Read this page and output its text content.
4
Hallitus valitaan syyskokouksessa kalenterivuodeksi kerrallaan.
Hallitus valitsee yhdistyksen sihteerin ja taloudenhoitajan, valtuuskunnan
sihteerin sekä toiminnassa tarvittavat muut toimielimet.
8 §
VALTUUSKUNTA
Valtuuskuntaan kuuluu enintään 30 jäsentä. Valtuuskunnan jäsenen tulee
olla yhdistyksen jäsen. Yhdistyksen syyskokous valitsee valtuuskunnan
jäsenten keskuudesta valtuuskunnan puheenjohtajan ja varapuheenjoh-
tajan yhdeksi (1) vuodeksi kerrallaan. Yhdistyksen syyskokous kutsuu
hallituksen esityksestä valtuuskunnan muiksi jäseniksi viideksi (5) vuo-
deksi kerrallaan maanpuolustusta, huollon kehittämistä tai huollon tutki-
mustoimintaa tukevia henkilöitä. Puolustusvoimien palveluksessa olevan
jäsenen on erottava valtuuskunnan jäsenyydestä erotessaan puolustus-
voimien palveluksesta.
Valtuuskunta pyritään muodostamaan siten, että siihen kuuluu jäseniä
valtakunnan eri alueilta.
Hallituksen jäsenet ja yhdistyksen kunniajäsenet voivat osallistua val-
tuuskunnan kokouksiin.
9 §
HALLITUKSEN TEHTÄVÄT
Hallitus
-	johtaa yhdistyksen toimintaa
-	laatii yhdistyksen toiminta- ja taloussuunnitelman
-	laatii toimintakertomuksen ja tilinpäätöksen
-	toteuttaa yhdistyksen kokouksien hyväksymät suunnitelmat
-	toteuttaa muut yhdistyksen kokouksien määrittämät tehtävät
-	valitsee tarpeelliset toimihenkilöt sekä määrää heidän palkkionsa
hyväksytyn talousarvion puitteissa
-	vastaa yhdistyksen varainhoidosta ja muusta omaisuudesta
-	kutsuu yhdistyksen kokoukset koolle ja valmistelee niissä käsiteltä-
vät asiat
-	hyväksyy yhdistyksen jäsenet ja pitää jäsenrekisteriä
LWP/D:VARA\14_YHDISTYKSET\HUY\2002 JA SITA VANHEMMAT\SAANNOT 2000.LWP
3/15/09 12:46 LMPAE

## Your task:
Reproduce the material above exactly; please quote every line of it.

## Answer to the problem:
Read this page and output its text content.
4
Hallitus valitaan syyskokouksessa kalenterivuodeksi kerrallaan.
Hallitus valitsee yhdistyksen sihteerin ja taloudenhoitajan, valtuuskunnan
sihteerin sekä toiminnassa tarvittavat muut toimielimet.
8 §
VALTUUSKUNTA
Valtuuskuntaan kuuluu enintään 30 jäsentä. Valtuuskunnan jäsenen tulee
olla yhdistyksen jäsen. Yhdistyksen syyskokous valitsee valtuuskunnan
jäsenten keskuudesta valtuuskunnan puheenjohtajan ja varapuheenjoh-
tajan yhdeksi (1) vuodeksi kerrallaan. Yhdistyksen syyskokous kutsuu
hallituksen esityksestä valtuuskunnan muiksi jäseniksi viideksi (5) vuo-
deksi kerrallaan maanpuolustusta, huollon kehittämistä tai huollon tutki-
mustoimintaa tukevia henkilöitä. Puolustusvoimien palveluksessa olevan
jäsenen on erottava valtuuskunnan jäsenyydestä erotessaan puolustus-
voimien palveluksesta.
Valtuuskunta pyritään muodostamaan siten, että siihen kuuluu jäseniä
valtakunnan eri alueilta.
Hallituksen jäsenet ja yhdistyksen kunniajäsenet voivat osallistua val-
tuuskunnan kokouksiin.
9 §
HALLITUKSEN TEHTÄVÄT
Hallitus
-	johtaa yhdistyksen toimintaa
-	laatii yhdistyksen toiminta- ja taloussuunnitelman
-	laatii toimintakertomuksen ja tilinpäätöksen
-	toteuttaa yhdistyksen kokouksien hyväksymät suunnitelmat
-	toteuttaa muut yhdistyksen kokouksien määrittämät tehtävät
-	valitsee tarpeelliset toimihenkilöt sekä määrää heidän palkkionsa
hyväksytyn talousarvion puitteissa
-	vastaa yhdistyksen varainhoidosta ja muusta omaisuudesta
-	kutsuu yhdistyksen kokoukset koolle ja valmistelee niissä käsiteltä-
vät asiat
-	hyväksyy yhdistyksen jäsenet ja pitää jäsenrekisteriä
LWP/D:VARA\14_YHDISTYKSET\HUY\2002 JA SITA VANHEMMAT\SAANNOT 2000.LWP
3/15/09 12:46 LMPAE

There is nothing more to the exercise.